══ INFORMATION GIVEN ══
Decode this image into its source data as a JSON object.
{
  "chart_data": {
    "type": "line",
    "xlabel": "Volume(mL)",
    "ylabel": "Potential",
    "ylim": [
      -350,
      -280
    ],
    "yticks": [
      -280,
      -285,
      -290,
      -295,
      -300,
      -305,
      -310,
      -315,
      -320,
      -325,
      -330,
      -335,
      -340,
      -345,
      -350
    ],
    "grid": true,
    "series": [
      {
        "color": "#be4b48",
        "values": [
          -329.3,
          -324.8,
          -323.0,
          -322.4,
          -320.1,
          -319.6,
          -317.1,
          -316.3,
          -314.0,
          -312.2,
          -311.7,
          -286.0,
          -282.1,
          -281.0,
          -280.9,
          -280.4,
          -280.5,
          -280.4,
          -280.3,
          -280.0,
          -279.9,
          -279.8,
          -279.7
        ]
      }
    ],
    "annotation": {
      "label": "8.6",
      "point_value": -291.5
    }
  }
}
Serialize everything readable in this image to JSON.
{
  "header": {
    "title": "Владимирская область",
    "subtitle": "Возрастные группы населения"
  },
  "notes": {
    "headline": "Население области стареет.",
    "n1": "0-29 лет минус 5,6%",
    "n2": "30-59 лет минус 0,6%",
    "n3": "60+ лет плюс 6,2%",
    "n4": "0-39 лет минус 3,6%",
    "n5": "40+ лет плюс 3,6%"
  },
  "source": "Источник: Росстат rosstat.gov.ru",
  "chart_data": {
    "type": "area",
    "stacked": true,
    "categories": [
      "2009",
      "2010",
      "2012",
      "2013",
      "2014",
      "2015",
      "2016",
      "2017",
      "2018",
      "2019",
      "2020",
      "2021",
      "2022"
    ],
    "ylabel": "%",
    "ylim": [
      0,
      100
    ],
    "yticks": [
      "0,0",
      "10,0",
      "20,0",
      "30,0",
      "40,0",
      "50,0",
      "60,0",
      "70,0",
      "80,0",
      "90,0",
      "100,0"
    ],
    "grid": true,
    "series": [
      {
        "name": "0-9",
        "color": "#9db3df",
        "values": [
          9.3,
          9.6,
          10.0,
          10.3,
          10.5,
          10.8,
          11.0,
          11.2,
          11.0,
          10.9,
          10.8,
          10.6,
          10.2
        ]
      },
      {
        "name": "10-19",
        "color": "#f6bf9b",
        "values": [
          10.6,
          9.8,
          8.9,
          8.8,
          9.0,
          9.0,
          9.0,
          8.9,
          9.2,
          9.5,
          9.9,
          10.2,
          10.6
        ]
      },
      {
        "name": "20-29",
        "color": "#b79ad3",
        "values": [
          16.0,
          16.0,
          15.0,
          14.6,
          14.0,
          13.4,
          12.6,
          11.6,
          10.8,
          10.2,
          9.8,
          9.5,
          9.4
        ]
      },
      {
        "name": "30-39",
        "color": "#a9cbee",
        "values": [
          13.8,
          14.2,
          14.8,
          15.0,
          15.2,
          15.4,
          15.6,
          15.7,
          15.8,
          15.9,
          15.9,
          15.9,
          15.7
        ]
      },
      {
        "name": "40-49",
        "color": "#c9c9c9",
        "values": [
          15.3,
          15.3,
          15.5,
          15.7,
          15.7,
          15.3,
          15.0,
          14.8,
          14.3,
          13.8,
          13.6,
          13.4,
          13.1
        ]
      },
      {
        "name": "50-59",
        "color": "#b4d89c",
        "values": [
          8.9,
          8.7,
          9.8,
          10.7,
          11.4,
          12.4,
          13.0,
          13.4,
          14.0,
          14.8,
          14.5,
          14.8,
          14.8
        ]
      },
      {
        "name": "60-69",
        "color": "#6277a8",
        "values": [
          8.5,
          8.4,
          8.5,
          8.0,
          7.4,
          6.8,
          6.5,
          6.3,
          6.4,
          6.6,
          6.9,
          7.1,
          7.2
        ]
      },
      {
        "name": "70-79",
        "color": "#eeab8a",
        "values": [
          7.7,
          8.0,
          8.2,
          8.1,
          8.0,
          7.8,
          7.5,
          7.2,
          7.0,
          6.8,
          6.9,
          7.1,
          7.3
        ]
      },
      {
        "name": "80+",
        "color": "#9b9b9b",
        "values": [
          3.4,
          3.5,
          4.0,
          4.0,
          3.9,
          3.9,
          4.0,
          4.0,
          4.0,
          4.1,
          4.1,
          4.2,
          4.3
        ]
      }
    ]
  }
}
═══
PROBLEM TO SOLVE: Check each line of the entries above for the word "image". List the ones that have it.

RESULT BELOW:
Decode this image into its source data as a JSON object.
Serialize everything readable in this image to JSON.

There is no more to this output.